╭─ EXTRACTED MATERIAL

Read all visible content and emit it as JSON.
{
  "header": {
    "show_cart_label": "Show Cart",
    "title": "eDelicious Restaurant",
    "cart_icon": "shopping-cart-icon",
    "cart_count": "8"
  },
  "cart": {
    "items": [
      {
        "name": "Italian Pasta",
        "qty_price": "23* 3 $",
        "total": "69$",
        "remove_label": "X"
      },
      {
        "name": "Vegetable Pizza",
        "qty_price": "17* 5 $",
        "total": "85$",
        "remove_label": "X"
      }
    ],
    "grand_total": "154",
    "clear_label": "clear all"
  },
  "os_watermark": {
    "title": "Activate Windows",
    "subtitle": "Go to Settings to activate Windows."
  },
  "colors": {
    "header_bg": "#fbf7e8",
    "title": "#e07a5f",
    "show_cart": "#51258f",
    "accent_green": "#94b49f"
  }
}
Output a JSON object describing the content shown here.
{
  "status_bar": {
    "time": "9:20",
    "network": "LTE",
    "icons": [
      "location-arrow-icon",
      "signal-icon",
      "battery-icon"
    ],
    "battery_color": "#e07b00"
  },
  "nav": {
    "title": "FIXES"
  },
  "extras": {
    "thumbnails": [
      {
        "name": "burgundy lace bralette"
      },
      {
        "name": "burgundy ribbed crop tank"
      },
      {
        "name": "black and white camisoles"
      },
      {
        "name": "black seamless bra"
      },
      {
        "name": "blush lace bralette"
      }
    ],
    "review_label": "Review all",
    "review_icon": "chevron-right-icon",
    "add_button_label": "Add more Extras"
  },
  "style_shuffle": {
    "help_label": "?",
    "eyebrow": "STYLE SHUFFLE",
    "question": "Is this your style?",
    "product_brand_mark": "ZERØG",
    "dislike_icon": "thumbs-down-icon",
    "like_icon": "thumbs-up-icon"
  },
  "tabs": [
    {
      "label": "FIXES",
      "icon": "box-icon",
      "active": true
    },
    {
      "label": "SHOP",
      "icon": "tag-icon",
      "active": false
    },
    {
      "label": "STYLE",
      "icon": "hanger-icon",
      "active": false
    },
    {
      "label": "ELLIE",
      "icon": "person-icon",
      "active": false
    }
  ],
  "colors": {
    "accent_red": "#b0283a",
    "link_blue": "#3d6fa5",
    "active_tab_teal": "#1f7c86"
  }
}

╰─

» **GIVEN EXERCISE**
Reproduce the material above exactly; please quote every line of it.

» **COMPLETED TASK**
Read all visible content and emit it as JSON.
{
  "header": {
    "show_cart_label": "Show Cart",
    "title": "eDelicious Restaurant",
    "cart_icon": "shopping-cart-icon",
    "cart_count": "8"
  },
  "cart": {
    "items": [
      {
        "name": "Italian Pasta",
        "qty_price": "23* 3 $",
        "total": "69$",
        "remove_label": "X"
      },
      {
        "name": "Vegetable Pizza",
        "qty_price": "17* 5 $",
        "total": "85$",
        "remove_label": "X"
      }
    ],
    "grand_total": "154",
    "clear_label": "clear all"
  },
  "os_watermark": {
    "title": "Activate Windows",
    "subtitle": "Go to Settings to activate Windows."
  },
  "colors": {
    "header_bg": "#fbf7e8",
    "title": "#e07a5f",
    "show_cart": "#51258f",
    "accent_green": "#94b49f"
  }
}
Output a JSON object describing the content shown here.
{
  "status_bar": {
    "time": "9:20",
    "network": "LTE",
    "icons": [
      "location-arrow-icon",
      "signal-icon",
      "battery-icon"
    ],
    "battery_color": "#e07b00"
  },
  "nav": {
    "title": "FIXES"
  },
  "extras": {
    "thumbnails": [
      {
        "name": "burgundy lace bralette"
      },
      {
        "name": "burgundy ribbed crop tank"
      },
      {
        "name": "black and white camisoles"
      },
      {
        "name": "black seamless bra"
      },
      {
        "name": "blush lace bralette"
      }
    ],
    "review_label": "Review all",
    "review_icon": "chevron-right-icon",
    "add_button_label": "Add more Extras"
  },
  "style_shuffle": {
    "help_label": "?",
    "eyebrow": "STYLE SHUFFLE",
    "question": "Is this your style?",
    "product_brand_mark": "ZERØG",
    "dislike_icon": "thumbs-down-icon",
    "like_icon": "thumbs-up-icon"
  },
  "tabs": [
    {
      "label": "FIXES",
      "icon": "box-icon",
      "active": true
    },
    {
      "label": "SHOP",
      "icon": "tag-icon",
      "active": false
    },
    {
      "label": "STYLE",
      "icon": "hanger-icon",
      "active": false
    },
    {
      "label": "ELLIE",
      "icon": "person-icon",
      "active": false
    }
  ],
  "colors": {
    "accent_red": "#b0283a",
    "link_blue": "#3d6fa5",
    "active_tab_teal": "#1f7c86"
  }
}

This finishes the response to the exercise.